_Objective_:
Under this task are some entries; return every one of them exactly.

===== Data for this task =====

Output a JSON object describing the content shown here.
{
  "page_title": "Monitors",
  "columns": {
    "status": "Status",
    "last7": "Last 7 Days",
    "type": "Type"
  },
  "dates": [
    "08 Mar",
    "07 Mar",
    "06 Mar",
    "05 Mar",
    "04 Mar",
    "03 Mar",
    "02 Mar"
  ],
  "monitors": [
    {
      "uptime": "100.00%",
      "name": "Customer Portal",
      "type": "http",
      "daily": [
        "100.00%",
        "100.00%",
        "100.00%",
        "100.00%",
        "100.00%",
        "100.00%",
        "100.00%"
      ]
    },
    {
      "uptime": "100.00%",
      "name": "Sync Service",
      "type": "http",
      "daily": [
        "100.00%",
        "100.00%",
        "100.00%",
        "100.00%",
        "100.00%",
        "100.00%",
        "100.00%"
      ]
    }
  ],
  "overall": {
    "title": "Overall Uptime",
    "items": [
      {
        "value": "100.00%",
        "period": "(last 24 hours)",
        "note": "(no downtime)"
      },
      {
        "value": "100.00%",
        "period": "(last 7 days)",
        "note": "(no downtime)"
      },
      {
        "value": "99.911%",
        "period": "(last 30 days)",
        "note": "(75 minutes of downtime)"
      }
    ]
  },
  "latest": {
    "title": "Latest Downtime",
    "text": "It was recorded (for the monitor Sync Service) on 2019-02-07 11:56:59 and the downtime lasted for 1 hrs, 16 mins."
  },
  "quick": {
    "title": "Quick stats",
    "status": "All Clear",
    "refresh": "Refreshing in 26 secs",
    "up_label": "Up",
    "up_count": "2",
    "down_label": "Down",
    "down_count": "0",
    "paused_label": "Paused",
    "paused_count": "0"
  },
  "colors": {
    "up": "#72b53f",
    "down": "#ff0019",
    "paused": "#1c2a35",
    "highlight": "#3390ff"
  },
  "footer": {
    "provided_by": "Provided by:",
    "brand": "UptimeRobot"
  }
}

=====

_Response for this exercise_:
Output a JSON object describing the content shown here.
{
  "page_title": "Monitors",
  "columns": {
    "status": "Status",
    "last7": "Last 7 Days",
    "type": "Type"
  },
  "dates": [
    "08 Mar",
    "07 Mar",
    "06 Mar",
    "05 Mar",
    "04 Mar",
    "03 Mar",
    "02 Mar"
  ],
  "monitors": [
    {
      "uptime": "100.00%",
      "name": "Customer Portal",
      "type": "http",
      "daily": [
        "100.00%",
        "100.00%",
        "100.00%",
        "100.00%",
        "100.00%",
        "100.00%",
        "100.00%"
      ]
    },
    {
      "uptime": "100.00%",
      "name": "Sync Service",
      "type": "http",
      "daily": [
        "100.00%",
        "100.00%",
        "100.00%",
        "100.00%",
        "100.00%",
        "100.00%",
        "100.00%"
      ]
    }
  ],
  "overall": {
    "title": "Overall Uptime",
    "items": [
      {
        "value": "100.00%",
        "period": "(last 24 hours)",
        "note": "(no downtime)"
      },
      {
        "value": "100.00%",
        "period": "(last 7 days)",
        "note": "(no downtime)"
      },
      {
        "value": "99.911%",
        "period": "(last 30 days)",
        "note": "(75 minutes of downtime)"
      }
    ]
  },
  "latest": {
    "title": "Latest Downtime",
    "text": "It was recorded (for the monitor Sync Service) on 2019-02-07 11:56:59 and the downtime lasted for 1 hrs, 16 mins."
  },
  "quick": {
    "title": "Quick stats",
    "status": "All Clear",
    "refresh": "Refreshing in 26 secs",
    "up_label": "Up",
    "up_count": "2",
    "down_label": "Down",
    "down_count": "0",
    "paused_label": "Paused",
    "paused_count": "0"
  },
  "colors": {
    "up": "#72b53f",
    "down": "#ff0019",
    "paused": "#1c2a35",
    "highlight": "#3390ff"
  },
  "footer": {
    "provided_by": "Provided by:",
    "brand": "UptimeRobot"
  }
}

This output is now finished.